● **Record excerpts**

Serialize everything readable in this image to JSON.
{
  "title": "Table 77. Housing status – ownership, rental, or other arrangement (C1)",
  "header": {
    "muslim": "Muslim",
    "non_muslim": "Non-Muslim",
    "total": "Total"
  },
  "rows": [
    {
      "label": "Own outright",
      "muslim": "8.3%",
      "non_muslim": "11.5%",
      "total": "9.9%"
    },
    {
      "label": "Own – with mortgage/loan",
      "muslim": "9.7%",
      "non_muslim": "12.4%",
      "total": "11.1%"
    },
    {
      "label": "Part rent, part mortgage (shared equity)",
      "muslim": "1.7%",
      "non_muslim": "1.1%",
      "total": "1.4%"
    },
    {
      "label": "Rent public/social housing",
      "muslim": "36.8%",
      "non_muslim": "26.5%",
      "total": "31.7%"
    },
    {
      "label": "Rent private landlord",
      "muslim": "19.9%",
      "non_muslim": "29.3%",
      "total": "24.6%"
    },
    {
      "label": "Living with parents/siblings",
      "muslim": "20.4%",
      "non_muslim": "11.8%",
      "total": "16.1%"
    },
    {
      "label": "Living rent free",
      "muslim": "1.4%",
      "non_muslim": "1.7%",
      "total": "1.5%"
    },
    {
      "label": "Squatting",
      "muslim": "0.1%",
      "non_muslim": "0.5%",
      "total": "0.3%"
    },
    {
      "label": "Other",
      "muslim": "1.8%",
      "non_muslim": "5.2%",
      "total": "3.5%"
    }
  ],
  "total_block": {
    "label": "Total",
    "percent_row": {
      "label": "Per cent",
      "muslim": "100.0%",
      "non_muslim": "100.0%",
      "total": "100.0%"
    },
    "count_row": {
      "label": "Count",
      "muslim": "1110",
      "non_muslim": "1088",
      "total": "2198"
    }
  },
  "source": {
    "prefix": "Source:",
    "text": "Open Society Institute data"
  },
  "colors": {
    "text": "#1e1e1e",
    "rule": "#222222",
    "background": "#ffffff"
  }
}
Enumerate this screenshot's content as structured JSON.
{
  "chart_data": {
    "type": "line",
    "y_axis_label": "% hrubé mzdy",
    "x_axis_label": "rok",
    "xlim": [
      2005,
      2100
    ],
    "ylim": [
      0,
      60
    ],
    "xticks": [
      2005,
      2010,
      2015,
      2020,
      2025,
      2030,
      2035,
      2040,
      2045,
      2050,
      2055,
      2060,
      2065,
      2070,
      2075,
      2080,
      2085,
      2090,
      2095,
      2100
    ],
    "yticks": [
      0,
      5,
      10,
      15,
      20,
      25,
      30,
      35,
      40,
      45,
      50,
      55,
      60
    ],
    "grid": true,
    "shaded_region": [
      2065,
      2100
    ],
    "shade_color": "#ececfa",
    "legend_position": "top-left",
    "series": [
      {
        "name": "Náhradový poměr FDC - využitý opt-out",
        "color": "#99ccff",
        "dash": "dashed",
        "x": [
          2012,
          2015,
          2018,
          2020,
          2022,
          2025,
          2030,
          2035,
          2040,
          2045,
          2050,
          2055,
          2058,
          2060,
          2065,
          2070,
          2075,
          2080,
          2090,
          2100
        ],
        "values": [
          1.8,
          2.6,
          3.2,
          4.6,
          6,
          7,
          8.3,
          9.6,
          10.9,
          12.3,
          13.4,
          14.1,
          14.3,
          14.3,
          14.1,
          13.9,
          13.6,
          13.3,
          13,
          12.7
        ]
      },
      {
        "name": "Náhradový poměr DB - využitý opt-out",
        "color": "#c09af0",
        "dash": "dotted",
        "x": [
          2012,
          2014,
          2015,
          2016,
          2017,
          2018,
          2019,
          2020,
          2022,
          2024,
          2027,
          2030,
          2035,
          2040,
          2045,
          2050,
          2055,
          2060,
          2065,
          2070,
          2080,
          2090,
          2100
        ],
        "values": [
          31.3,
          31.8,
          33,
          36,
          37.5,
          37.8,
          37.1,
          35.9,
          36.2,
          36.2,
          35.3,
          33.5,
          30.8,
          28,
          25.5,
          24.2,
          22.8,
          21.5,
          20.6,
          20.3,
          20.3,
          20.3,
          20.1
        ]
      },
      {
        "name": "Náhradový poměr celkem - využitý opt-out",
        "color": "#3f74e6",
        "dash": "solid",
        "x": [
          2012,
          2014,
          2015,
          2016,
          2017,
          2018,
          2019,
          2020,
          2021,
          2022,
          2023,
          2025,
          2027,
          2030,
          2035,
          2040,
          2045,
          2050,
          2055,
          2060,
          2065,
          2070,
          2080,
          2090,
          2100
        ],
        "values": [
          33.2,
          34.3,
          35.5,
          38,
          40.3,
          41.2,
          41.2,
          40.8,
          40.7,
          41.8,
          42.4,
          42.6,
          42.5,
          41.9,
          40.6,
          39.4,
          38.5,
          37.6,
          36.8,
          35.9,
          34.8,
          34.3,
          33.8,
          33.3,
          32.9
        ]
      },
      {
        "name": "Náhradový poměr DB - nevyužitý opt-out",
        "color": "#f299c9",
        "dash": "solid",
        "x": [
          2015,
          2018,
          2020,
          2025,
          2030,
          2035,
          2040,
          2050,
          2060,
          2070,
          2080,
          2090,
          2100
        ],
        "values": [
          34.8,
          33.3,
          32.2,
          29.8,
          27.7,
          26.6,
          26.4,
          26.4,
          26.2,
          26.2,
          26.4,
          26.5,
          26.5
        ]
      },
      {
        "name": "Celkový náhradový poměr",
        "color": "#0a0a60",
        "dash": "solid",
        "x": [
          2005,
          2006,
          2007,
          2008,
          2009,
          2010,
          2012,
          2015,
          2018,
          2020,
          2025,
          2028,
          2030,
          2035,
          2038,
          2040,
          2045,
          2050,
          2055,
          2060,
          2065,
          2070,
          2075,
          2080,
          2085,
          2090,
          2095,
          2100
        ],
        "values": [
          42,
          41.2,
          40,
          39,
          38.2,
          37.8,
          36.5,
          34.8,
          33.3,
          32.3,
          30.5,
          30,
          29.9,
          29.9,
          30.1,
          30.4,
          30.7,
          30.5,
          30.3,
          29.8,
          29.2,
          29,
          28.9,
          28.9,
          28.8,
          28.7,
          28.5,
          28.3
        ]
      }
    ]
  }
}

● **Work to be completed**
Read the data above. Pull out each line in which the string "this" appears.

● **Written response**
Serialize everything readable in this image to JSON.
Enumerate this screenshot's content as structured JSON.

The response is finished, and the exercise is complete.